### Problem statement
Output each entry below as it stands, leaving out every picture.

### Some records
○ ○ ○ ○

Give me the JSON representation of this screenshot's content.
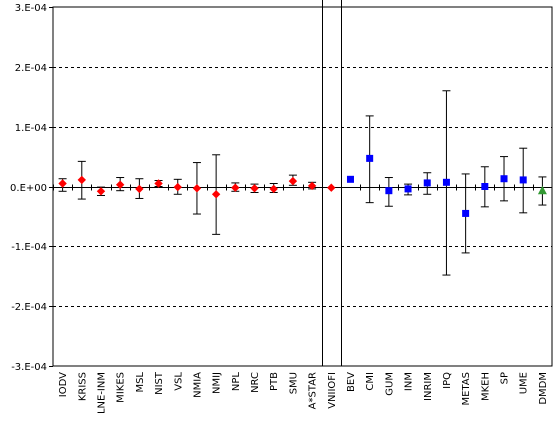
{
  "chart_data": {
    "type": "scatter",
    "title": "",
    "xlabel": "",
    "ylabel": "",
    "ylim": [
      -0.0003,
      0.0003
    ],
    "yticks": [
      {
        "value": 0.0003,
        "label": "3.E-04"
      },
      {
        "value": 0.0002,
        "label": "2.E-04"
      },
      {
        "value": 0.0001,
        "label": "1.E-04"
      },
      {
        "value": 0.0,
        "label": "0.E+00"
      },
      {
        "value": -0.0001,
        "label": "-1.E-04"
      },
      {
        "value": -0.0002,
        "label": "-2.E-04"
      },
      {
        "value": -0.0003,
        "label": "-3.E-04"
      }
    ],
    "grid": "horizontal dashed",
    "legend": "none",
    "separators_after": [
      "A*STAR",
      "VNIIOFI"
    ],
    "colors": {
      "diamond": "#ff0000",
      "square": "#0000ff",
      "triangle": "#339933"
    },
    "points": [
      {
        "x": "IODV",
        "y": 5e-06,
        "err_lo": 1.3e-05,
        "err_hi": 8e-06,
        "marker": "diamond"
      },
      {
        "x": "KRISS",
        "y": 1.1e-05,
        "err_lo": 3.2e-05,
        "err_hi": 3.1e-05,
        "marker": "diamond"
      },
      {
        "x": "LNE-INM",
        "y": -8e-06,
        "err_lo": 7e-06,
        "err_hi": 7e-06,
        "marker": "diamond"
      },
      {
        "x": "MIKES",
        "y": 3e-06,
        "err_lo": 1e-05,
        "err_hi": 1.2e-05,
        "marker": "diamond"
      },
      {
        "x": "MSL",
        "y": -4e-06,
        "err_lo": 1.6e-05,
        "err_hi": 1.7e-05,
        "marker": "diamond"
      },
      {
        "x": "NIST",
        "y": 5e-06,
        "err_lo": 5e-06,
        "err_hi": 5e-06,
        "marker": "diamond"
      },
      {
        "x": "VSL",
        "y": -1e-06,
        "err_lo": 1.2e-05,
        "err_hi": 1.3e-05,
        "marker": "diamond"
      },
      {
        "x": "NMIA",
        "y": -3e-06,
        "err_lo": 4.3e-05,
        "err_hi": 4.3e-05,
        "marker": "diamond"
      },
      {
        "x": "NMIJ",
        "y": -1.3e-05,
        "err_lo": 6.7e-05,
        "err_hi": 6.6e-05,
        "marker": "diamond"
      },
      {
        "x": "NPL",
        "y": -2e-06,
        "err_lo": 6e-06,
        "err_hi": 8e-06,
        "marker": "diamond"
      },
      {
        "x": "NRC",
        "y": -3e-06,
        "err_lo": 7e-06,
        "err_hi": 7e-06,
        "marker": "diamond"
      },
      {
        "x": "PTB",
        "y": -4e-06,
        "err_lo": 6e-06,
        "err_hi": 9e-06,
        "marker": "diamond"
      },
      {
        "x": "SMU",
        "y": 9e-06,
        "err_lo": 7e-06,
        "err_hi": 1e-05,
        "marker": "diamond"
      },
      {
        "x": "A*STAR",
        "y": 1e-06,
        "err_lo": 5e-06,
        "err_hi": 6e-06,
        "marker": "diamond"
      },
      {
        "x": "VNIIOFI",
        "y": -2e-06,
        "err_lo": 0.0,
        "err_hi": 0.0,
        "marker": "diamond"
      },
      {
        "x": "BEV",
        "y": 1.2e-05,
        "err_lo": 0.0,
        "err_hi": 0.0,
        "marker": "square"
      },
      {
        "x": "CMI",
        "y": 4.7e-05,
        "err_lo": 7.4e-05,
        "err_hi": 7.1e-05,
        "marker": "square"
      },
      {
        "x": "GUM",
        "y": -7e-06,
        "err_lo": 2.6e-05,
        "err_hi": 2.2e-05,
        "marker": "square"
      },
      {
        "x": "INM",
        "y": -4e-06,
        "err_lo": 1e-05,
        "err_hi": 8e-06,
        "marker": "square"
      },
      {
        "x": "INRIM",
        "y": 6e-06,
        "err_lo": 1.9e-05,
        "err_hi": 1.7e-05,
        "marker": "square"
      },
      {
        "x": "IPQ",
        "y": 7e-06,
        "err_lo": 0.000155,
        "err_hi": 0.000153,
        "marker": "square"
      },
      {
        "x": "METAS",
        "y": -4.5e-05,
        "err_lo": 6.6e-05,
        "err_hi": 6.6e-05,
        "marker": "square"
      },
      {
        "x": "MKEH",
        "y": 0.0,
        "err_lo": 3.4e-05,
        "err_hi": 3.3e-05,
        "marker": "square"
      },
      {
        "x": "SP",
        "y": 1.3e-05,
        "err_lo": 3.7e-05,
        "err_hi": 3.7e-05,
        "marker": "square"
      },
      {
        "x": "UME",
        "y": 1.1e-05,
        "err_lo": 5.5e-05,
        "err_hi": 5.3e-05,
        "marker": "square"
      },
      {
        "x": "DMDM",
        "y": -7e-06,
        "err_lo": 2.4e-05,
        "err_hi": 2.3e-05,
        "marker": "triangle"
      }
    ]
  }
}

○ ○ ○ ○

### Problem solution
Give me the JSON representation of this screenshot's content.
{
  "chart_data": {
    "type": "scatter",
    "title": "",
    "xlabel": "",
    "ylabel": "",
    "ylim": [
      -0.0003,
      0.0003
    ],
    "yticks": [
      {
        "value": 0.0003,
        "label": "3.E-04"
      },
      {
        "value": 0.0002,
        "label": "2.E-04"
      },
      {
        "value": 0.0001,
        "label": "1.E-04"
      },
      {
        "value": 0.0,
        "label": "0.E+00"
      },
      {
        "value": -0.0001,
        "label": "-1.E-04"
      },
      {
        "value": -0.0002,
        "label": "-2.E-04"
      },
      {
        "value": -0.0003,
        "label": "-3.E-04"
      }
    ],
    "grid": "horizontal dashed",
    "legend": "none",
    "separators_after": [
      "A*STAR",
      "VNIIOFI"
    ],
    "colors": {
      "diamond": "#ff0000",
      "square": "#0000ff",
      "triangle": "#339933"
    },
    "points": [
      {
        "x": "IODV",
        "y": 5e-06,
        "err_lo": 1.3e-05,
        "err_hi": 8e-06,
        "marker": "diamond"
      },
      {
        "x": "KRISS",
        "y": 1.1e-05,
        "err_lo": 3.2e-05,
        "err_hi": 3.1e-05,
        "marker": "diamond"
      },
      {
        "x": "LNE-INM",
        "y": -8e-06,
        "err_lo": 7e-06,
        "err_hi": 7e-06,
        "marker": "diamond"
      },
      {
        "x": "MIKES",
        "y": 3e-06,
        "err_lo": 1e-05,
        "err_hi": 1.2e-05,
        "marker": "diamond"
      },
      {
        "x": "MSL",
        "y": -4e-06,
        "err_lo": 1.6e-05,
        "err_hi": 1.7e-05,
        "marker": "diamond"
      },
      {
        "x": "NIST",
        "y": 5e-06,
        "err_lo": 5e-06,
        "err_hi": 5e-06,
        "marker": "diamond"
      },
      {
        "x": "VSL",
        "y": -1e-06,
        "err_lo": 1.2e-05,
        "err_hi": 1.3e-05,
        "marker": "diamond"
      },
      {
        "x": "NMIA",
        "y": -3e-06,
        "err_lo": 4.3e-05,
        "err_hi": 4.3e-05,
        "marker": "diamond"
      },
      {
        "x": "NMIJ",
        "y": -1.3e-05,
        "err_lo": 6.7e-05,
        "err_hi": 6.6e-05,
        "marker": "diamond"
      },
      {
        "x": "NPL",
        "y": -2e-06,
        "err_lo": 6e-06,
        "err_hi": 8e-06,
        "marker": "diamond"
      },
      {
        "x": "NRC",
        "y": -3e-06,
        "err_lo": 7e-06,
        "err_hi": 7e-06,
        "marker": "diamond"
      },
      {
        "x": "PTB",
        "y": -4e-06,
        "err_lo": 6e-06,
        "err_hi": 9e-06,
        "marker": "diamond"
      },
      {
        "x": "SMU",
        "y": 9e-06,
        "err_lo": 7e-06,
        "err_hi": 1e-05,
        "marker": "diamond"
      },
      {
        "x": "A*STAR",
        "y": 1e-06,
        "err_lo": 5e-06,
        "err_hi": 6e-06,
        "marker": "diamond"
      },
      {
        "x": "VNIIOFI",
        "y": -2e-06,
        "err_lo": 0.0,
        "err_hi": 0.0,
        "marker": "diamond"
      },
      {
        "x": "BEV",
        "y": 1.2e-05,
        "err_lo": 0.0,
        "err_hi": 0.0,
        "marker": "square"
      },
      {
        "x": "CMI",
        "y": 4.7e-05,
        "err_lo": 7.4e-05,
        "err_hi": 7.1e-05,
        "marker": "square"
      },
      {
        "x": "GUM",
        "y": -7e-06,
        "err_lo": 2.6e-05,
        "err_hi": 2.2e-05,
        "marker": "square"
      },
      {
        "x": "INM",
        "y": -4e-06,
        "err_lo": 1e-05,
        "err_hi": 8e-06,
        "marker": "square"
      },
      {
        "x": "INRIM",
        "y": 6e-06,
        "err_lo": 1.9e-05,
        "err_hi": 1.7e-05,
        "marker": "square"
      },
      {
        "x": "IPQ",
        "y": 7e-06,
        "err_lo": 0.000155,
        "err_hi": 0.000153,
        "marker": "square"
      },
      {
        "x": "METAS",
        "y": -4.5e-05,
        "err_lo": 6.6e-05,
        "err_hi": 6.6e-05,
        "marker": "square"
      },
      {
        "x": "MKEH",
        "y": 0.0,
        "err_lo": 3.4e-05,
        "err_hi": 3.3e-05,
        "marker": "square"
      },
      {
        "x": "SP",
        "y": 1.3e-05,
        "err_lo": 3.7e-05,
        "err_hi": 3.7e-05,
        "marker": "square"
      },
      {
        "x": "UME",
        "y": 1.1e-05,
        "err_lo": 5.5e-05,
        "err_hi": 5.3e-05,
        "marker": "square"
      },
      {
        "x": "DMDM",
        "y": -7e-06,
        "err_lo": 2.4e-05,
        "err_hi": 2.3e-05,
        "marker": "triangle"
      }
    ]
  }
}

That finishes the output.